YOUR OBJECTIVE:
What follows are records. Restate all of them word for word.

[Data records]
▶
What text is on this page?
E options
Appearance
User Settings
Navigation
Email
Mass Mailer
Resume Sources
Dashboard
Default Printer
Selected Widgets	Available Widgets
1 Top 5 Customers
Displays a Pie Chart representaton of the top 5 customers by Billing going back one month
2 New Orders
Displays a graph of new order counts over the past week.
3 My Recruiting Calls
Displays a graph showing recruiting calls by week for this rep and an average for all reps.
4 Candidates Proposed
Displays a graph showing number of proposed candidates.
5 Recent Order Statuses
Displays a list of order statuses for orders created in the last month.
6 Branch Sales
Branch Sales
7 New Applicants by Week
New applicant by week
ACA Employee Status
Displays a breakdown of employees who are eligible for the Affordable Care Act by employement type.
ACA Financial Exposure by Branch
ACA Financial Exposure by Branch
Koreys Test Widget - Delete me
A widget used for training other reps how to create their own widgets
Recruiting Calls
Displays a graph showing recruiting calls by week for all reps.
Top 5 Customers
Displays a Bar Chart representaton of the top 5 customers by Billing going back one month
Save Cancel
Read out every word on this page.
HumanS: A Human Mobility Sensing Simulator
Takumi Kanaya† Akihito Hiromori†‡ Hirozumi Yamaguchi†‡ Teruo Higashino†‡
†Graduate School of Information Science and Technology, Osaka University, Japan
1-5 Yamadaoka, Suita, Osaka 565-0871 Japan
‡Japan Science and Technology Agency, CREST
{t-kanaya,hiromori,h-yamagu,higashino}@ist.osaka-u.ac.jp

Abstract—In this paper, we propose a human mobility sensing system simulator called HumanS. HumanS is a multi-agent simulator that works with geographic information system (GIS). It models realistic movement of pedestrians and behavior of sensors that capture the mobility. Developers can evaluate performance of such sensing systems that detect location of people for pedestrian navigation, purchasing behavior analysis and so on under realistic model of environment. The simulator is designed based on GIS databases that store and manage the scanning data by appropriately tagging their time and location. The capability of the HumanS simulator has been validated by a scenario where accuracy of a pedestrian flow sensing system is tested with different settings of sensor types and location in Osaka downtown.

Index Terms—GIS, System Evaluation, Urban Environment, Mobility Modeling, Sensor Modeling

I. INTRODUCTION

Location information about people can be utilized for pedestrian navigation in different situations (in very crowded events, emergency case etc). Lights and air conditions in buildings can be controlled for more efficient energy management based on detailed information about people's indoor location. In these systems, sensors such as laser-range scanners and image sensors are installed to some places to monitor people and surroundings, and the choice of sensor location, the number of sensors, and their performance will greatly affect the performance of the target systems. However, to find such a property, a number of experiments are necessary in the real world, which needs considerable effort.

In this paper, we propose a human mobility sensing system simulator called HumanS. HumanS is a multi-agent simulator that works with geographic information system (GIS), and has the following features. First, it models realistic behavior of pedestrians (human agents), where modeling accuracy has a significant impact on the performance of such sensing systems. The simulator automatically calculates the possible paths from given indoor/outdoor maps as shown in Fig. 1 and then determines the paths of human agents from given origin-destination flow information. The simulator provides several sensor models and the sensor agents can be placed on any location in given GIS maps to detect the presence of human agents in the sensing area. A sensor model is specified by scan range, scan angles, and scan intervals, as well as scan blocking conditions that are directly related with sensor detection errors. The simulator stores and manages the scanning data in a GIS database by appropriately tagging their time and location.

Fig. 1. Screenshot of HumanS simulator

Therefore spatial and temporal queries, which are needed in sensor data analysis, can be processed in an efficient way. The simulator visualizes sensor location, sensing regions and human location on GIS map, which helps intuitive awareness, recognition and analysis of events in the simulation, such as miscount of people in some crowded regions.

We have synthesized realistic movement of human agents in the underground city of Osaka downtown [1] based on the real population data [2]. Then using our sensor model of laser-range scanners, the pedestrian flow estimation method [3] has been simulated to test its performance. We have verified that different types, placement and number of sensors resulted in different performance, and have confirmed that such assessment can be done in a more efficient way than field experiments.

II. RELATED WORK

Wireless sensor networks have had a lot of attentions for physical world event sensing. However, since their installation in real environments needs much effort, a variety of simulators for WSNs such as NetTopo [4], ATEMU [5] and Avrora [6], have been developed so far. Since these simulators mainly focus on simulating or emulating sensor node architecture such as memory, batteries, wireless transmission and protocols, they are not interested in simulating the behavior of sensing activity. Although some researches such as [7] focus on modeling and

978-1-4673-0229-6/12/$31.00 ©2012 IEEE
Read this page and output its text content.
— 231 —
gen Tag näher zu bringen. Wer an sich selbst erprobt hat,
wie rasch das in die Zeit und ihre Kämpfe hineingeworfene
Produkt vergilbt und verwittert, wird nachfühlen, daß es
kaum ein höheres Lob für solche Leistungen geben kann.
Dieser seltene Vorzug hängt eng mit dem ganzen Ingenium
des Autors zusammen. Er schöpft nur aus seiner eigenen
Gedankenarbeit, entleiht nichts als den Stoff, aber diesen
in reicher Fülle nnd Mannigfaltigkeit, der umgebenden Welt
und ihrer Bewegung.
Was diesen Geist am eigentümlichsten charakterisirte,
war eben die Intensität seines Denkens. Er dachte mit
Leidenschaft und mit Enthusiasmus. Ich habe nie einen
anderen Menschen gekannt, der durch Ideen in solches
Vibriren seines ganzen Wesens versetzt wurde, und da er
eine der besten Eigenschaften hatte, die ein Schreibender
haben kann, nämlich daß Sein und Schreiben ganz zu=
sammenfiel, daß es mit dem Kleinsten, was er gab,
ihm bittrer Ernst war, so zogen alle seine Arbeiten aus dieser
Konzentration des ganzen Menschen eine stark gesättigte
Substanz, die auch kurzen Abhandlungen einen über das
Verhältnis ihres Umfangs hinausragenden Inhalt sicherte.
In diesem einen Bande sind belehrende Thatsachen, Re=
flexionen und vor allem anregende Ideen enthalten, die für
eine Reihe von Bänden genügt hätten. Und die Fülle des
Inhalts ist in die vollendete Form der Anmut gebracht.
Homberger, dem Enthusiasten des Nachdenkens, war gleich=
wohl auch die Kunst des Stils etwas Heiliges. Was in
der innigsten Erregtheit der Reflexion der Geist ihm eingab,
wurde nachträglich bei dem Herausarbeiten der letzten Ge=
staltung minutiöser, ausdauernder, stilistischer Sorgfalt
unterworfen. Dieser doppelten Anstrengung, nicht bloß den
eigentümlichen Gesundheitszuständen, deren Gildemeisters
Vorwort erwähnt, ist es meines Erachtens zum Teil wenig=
◀
FINAL RESULT:
What text is on this page?
E options
Appearance
User Settings
Navigation
Email
Mass Mailer
Resume Sources
Dashboard
Default Printer
Selected Widgets	Available Widgets
1 Top 5 Customers
Displays a Pie Chart representaton of the top 5 customers by Billing going back one month
2 New Orders
Displays a graph of new order counts over the past week.
3 My Recruiting Calls
Displays a graph showing recruiting calls by week for this rep and an average for all reps.
4 Candidates Proposed
Displays a graph showing number of proposed candidates.
5 Recent Order Statuses
Displays a list of order statuses for orders created in the last month.
6 Branch Sales
Branch Sales
7 New Applicants by Week
New applicant by week
ACA Employee Status
Displays a breakdown of employees who are eligible for the Affordable Care Act by employement type.
ACA Financial Exposure by Branch
ACA Financial Exposure by Branch
Koreys Test Widget - Delete me
A widget used for training other reps how to create their own widgets
Recruiting Calls
Displays a graph showing recruiting calls by week for all reps.
Top 5 Customers
Displays a Bar Chart representaton of the top 5 customers by Billing going back one month
Save Cancel
Read out every word on this page.
HumanS: A Human Mobility Sensing Simulator
Takumi Kanaya† Akihito Hiromori†‡ Hirozumi Yamaguchi†‡ Teruo Higashino†‡
†Graduate School of Information Science and Technology, Osaka University, Japan
1-5 Yamadaoka, Suita, Osaka 565-0871 Japan
‡Japan Science and Technology Agency, CREST
{t-kanaya,hiromori,h-yamagu,higashino}@ist.osaka-u.ac.jp

Abstract—In this paper, we propose a human mobility sensing system simulator called HumanS. HumanS is a multi-agent simulator that works with geographic information system (GIS). It models realistic movement of pedestrians and behavior of sensors that capture the mobility. Developers can evaluate performance of such sensing systems that detect location of people for pedestrian navigation, purchasing behavior analysis and so on under realistic model of environment. The simulator is designed based on GIS databases that store and manage the scanning data by appropriately tagging their time and location. The capability of the HumanS simulator has been validated by a scenario where accuracy of a pedestrian flow sensing system is tested with different settings of sensor types and location in Osaka downtown.

Index Terms—GIS, System Evaluation, Urban Environment, Mobility Modeling, Sensor Modeling

I. INTRODUCTION

Location information about people can be utilized for pedestrian navigation in different situations (in very crowded events, emergency case etc). Lights and air conditions in buildings can be controlled for more efficient energy management based on detailed information about people's indoor location. In these systems, sensors such as laser-range scanners and image sensors are installed to some places to monitor people and surroundings, and the choice of sensor location, the number of sensors, and their performance will greatly affect the performance of the target systems. However, to find such a property, a number of experiments are necessary in the real world, which needs considerable effort.

In this paper, we propose a human mobility sensing system simulator called HumanS. HumanS is a multi-agent simulator that works with geographic information system (GIS), and has the following features. First, it models realistic behavior of pedestrians (human agents), where modeling accuracy has a significant impact on the performance of such sensing systems. The simulator automatically calculates the possible paths from given indoor/outdoor maps as shown in Fig. 1 and then determines the paths of human agents from given origin-destination flow information. The simulator provides several sensor models and the sensor agents can be placed on any location in given GIS maps to detect the presence of human agents in the sensing area. A sensor model is specified by scan range, scan angles, and scan intervals, as well as scan blocking conditions that are directly related with sensor detection errors. The simulator stores and manages the scanning data in a GIS database by appropriately tagging their time and location.

Fig. 1. Screenshot of HumanS simulator

Therefore spatial and temporal queries, which are needed in sensor data analysis, can be processed in an efficient way. The simulator visualizes sensor location, sensing regions and human location on GIS map, which helps intuitive awareness, recognition and analysis of events in the simulation, such as miscount of people in some crowded regions.

We have synthesized realistic movement of human agents in the underground city of Osaka downtown [1] based on the real population data [2]. Then using our sensor model of laser-range scanners, the pedestrian flow estimation method [3] has been simulated to test its performance. We have verified that different types, placement and number of sensors resulted in different performance, and have confirmed that such assessment can be done in a more efficient way than field experiments.

II. RELATED WORK

Wireless sensor networks have had a lot of attentions for physical world event sensing. However, since their installation in real environments needs much effort, a variety of simulators for WSNs such as NetTopo [4], ATEMU [5] and Avrora [6], have been developed so far. Since these simulators mainly focus on simulating or emulating sensor node architecture such as memory, batteries, wireless transmission and protocols, they are not interested in simulating the behavior of sensing activity. Although some researches such as [7] focus on modeling and

978-1-4673-0229-6/12/$31.00 ©2012 IEEE
Read this page and output its text content.
— 231 —
gen Tag näher zu bringen. Wer an sich selbst erprobt hat,
wie rasch das in die Zeit und ihre Kämpfe hineingeworfene
Produkt vergilbt und verwittert, wird nachfühlen, daß es
kaum ein höheres Lob für solche Leistungen geben kann.
Dieser seltene Vorzug hängt eng mit dem ganzen Ingenium
des Autors zusammen. Er schöpft nur aus seiner eigenen
Gedankenarbeit, entleiht nichts als den Stoff, aber diesen
in reicher Fülle nnd Mannigfaltigkeit, der umgebenden Welt
und ihrer Bewegung.
Was diesen Geist am eigentümlichsten charakterisirte,
war eben die Intensität seines Denkens. Er dachte mit
Leidenschaft und mit Enthusiasmus. Ich habe nie einen
anderen Menschen gekannt, der durch Ideen in solches
Vibriren seines ganzen Wesens versetzt wurde, und da er
eine der besten Eigenschaften hatte, die ein Schreibender
haben kann, nämlich daß Sein und Schreiben ganz zu=
sammenfiel, daß es mit dem Kleinsten, was er gab,
ihm bittrer Ernst war, so zogen alle seine Arbeiten aus dieser
Konzentration des ganzen Menschen eine stark gesättigte
Substanz, die auch kurzen Abhandlungen einen über das
Verhältnis ihres Umfangs hinausragenden Inhalt sicherte.
In diesem einen Bande sind belehrende Thatsachen, Re=
flexionen und vor allem anregende Ideen enthalten, die für
eine Reihe von Bänden genügt hätten. Und die Fülle des
Inhalts ist in die vollendete Form der Anmut gebracht.
Homberger, dem Enthusiasten des Nachdenkens, war gleich=
wohl auch die Kunst des Stils etwas Heiliges. Was in
der innigsten Erregtheit der Reflexion der Geist ihm eingab,
wurde nachträglich bei dem Herausarbeiten der letzten Ge=
staltung minutiöser, ausdauernder, stilistischer Sorgfalt
unterworfen. Dieser doppelten Anstrengung, nicht bloß den
eigentümlichen Gesundheitszuständen, deren Gildemeisters
Vorwort erwähnt, ist es meines Erachtens zum Teil wenig=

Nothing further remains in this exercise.